## START EXTRACTED INFORMATION

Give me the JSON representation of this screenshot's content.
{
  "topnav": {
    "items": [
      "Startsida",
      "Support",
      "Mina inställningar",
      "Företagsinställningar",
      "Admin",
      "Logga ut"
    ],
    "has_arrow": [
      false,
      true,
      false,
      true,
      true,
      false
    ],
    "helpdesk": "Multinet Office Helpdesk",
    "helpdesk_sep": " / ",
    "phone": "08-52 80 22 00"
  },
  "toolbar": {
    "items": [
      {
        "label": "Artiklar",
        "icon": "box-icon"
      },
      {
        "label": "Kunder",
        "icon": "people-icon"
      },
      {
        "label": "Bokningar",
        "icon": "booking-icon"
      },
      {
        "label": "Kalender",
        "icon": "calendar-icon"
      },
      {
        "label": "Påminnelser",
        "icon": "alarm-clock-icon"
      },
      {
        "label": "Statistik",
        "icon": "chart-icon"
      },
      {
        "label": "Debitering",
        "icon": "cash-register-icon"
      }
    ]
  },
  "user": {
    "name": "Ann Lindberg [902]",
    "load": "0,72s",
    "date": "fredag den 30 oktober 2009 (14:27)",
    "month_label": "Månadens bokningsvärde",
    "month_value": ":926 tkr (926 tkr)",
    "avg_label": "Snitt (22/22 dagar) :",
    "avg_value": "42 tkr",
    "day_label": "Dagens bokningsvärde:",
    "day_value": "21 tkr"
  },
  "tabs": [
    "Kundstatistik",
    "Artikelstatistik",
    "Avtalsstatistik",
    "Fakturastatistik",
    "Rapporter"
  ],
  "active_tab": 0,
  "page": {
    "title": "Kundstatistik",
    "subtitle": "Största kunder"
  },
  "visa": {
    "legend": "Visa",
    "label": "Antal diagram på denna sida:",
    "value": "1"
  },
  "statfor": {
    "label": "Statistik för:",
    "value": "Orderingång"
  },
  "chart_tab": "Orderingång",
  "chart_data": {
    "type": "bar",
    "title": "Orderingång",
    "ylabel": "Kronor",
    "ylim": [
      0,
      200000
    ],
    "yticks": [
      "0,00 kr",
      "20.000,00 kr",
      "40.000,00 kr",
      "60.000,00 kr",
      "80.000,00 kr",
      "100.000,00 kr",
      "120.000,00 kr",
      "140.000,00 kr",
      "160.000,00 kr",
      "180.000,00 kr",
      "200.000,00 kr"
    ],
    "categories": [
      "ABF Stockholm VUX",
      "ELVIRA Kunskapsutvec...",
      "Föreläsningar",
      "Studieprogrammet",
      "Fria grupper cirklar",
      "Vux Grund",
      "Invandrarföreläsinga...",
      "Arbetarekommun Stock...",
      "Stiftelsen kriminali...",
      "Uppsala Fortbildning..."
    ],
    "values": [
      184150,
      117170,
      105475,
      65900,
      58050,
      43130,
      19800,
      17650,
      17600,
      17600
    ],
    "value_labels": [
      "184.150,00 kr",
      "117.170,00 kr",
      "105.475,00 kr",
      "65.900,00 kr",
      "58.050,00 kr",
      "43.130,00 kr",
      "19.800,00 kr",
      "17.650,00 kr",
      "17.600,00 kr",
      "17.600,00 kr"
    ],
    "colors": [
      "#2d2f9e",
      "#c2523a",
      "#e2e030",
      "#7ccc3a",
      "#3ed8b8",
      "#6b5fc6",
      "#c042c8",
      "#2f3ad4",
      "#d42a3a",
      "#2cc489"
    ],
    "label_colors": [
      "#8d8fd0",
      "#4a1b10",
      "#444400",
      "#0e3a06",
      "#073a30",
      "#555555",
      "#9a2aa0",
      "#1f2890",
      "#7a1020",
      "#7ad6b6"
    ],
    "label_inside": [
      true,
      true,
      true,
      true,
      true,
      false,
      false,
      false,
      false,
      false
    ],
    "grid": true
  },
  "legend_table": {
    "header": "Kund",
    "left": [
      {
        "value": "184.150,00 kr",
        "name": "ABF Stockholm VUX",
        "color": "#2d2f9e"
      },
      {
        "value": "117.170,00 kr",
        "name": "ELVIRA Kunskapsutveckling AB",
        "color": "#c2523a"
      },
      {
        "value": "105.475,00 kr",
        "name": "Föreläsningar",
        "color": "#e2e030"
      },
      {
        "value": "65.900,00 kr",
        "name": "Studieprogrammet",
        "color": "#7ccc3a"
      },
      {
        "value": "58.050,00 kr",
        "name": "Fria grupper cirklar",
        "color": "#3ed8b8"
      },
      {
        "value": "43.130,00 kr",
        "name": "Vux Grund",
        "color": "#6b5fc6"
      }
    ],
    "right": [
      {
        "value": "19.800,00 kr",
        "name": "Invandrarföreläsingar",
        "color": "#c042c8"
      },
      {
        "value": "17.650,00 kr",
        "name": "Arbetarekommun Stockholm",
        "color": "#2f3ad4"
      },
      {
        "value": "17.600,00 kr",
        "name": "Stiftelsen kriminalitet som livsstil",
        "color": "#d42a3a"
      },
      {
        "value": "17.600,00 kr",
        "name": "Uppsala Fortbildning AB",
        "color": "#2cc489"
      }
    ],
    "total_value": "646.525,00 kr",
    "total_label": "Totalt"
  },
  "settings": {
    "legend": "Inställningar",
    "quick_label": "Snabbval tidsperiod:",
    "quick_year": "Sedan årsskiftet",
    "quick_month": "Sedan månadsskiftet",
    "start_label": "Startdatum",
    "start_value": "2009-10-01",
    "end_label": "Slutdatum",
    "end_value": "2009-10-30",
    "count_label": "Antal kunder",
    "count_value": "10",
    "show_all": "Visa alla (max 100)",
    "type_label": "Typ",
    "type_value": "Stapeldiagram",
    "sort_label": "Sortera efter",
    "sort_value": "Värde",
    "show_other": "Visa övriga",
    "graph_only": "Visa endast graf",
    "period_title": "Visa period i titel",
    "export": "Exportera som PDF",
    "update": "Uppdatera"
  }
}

## END EXTRACTED INFORMATION

→ **THE EXERCISE**
Give a word-for-word copy of the records.

→ **SOLVED EXERCISE**
Give me the JSON representation of this screenshot's content.
{
  "topnav": {
    "items": [
      "Startsida",
      "Support",
      "Mina inställningar",
      "Företagsinställningar",
      "Admin",
      "Logga ut"
    ],
    "has_arrow": [
      false,
      true,
      false,
      true,
      true,
      false
    ],
    "helpdesk": "Multinet Office Helpdesk",
    "helpdesk_sep": " / ",
    "phone": "08-52 80 22 00"
  },
  "toolbar": {
    "items": [
      {
        "label": "Artiklar",
        "icon": "box-icon"
      },
      {
        "label": "Kunder",
        "icon": "people-icon"
      },
      {
        "label": "Bokningar",
        "icon": "booking-icon"
      },
      {
        "label": "Kalender",
        "icon": "calendar-icon"
      },
      {
        "label": "Påminnelser",
        "icon": "alarm-clock-icon"
      },
      {
        "label": "Statistik",
        "icon": "chart-icon"
      },
      {
        "label": "Debitering",
        "icon": "cash-register-icon"
      }
    ]
  },
  "user": {
    "name": "Ann Lindberg [902]",
    "load": "0,72s",
    "date": "fredag den 30 oktober 2009 (14:27)",
    "month_label": "Månadens bokningsvärde",
    "month_value": ":926 tkr (926 tkr)",
    "avg_label": "Snitt (22/22 dagar) :",
    "avg_value": "42 tkr",
    "day_label": "Dagens bokningsvärde:",
    "day_value": "21 tkr"
  },
  "tabs": [
    "Kundstatistik",
    "Artikelstatistik",
    "Avtalsstatistik",
    "Fakturastatistik",
    "Rapporter"
  ],
  "active_tab": 0,
  "page": {
    "title": "Kundstatistik",
    "subtitle": "Största kunder"
  },
  "visa": {
    "legend": "Visa",
    "label": "Antal diagram på denna sida:",
    "value": "1"
  },
  "statfor": {
    "label": "Statistik för:",
    "value": "Orderingång"
  },
  "chart_tab": "Orderingång",
  "chart_data": {
    "type": "bar",
    "title": "Orderingång",
    "ylabel": "Kronor",
    "ylim": [
      0,
      200000
    ],
    "yticks": [
      "0,00 kr",
      "20.000,00 kr",
      "40.000,00 kr",
      "60.000,00 kr",
      "80.000,00 kr",
      "100.000,00 kr",
      "120.000,00 kr",
      "140.000,00 kr",
      "160.000,00 kr",
      "180.000,00 kr",
      "200.000,00 kr"
    ],
    "categories": [
      "ABF Stockholm VUX",
      "ELVIRA Kunskapsutvec...",
      "Föreläsningar",
      "Studieprogrammet",
      "Fria grupper cirklar",
      "Vux Grund",
      "Invandrarföreläsinga...",
      "Arbetarekommun Stock...",
      "Stiftelsen kriminali...",
      "Uppsala Fortbildning..."
    ],
    "values": [
      184150,
      117170,
      105475,
      65900,
      58050,
      43130,
      19800,
      17650,
      17600,
      17600
    ],
    "value_labels": [
      "184.150,00 kr",
      "117.170,00 kr",
      "105.475,00 kr",
      "65.900,00 kr",
      "58.050,00 kr",
      "43.130,00 kr",
      "19.800,00 kr",
      "17.650,00 kr",
      "17.600,00 kr",
      "17.600,00 kr"
    ],
    "colors": [
      "#2d2f9e",
      "#c2523a",
      "#e2e030",
      "#7ccc3a",
      "#3ed8b8",
      "#6b5fc6",
      "#c042c8",
      "#2f3ad4",
      "#d42a3a",
      "#2cc489"
    ],
    "label_colors": [
      "#8d8fd0",
      "#4a1b10",
      "#444400",
      "#0e3a06",
      "#073a30",
      "#555555",
      "#9a2aa0",
      "#1f2890",
      "#7a1020",
      "#7ad6b6"
    ],
    "label_inside": [
      true,
      true,
      true,
      true,
      true,
      false,
      false,
      false,
      false,
      false
    ],
    "grid": true
  },
  "legend_table": {
    "header": "Kund",
    "left": [
      {
        "value": "184.150,00 kr",
        "name": "ABF Stockholm VUX",
        "color": "#2d2f9e"
      },
      {
        "value": "117.170,00 kr",
        "name": "ELVIRA Kunskapsutveckling AB",
        "color": "#c2523a"
      },
      {
        "value": "105.475,00 kr",
        "name": "Föreläsningar",
        "color": "#e2e030"
      },
      {
        "value": "65.900,00 kr",
        "name": "Studieprogrammet",
        "color": "#7ccc3a"
      },
      {
        "value": "58.050,00 kr",
        "name": "Fria grupper cirklar",
        "color": "#3ed8b8"
      },
      {
        "value": "43.130,00 kr",
        "name": "Vux Grund",
        "color": "#6b5fc6"
      }
    ],
    "right": [
      {
        "value": "19.800,00 kr",
        "name": "Invandrarföreläsingar",
        "color": "#c042c8"
      },
      {
        "value": "17.650,00 kr",
        "name": "Arbetarekommun Stockholm",
        "color": "#2f3ad4"
      },
      {
        "value": "17.600,00 kr",
        "name": "Stiftelsen kriminalitet som livsstil",
        "color": "#d42a3a"
      },
      {
        "value": "17.600,00 kr",
        "name": "Uppsala Fortbildning AB",
        "color": "#2cc489"
      }
    ],
    "total_value": "646.525,00 kr",
    "total_label": "Totalt"
  },
  "settings": {
    "legend": "Inställningar",
    "quick_label": "Snabbval tidsperiod:",
    "quick_year": "Sedan årsskiftet",
    "quick_month": "Sedan månadsskiftet",
    "start_label": "Startdatum",
    "start_value": "2009-10-01",
    "end_label": "Slutdatum",
    "end_value": "2009-10-30",
    "count_label": "Antal kunder",
    "count_value": "10",
    "show_all": "Visa alla (max 100)",
    "type_label": "Typ",
    "type_value": "Stapeldiagram",
    "sort_label": "Sortera efter",
    "sort_value": "Värde",
    "show_other": "Visa övriga",
    "graph_only": "Visa endast graf",
    "period_title": "Visa period i titel",
    "export": "Exportera som PDF",
    "update": "Uppdatera"
  }
}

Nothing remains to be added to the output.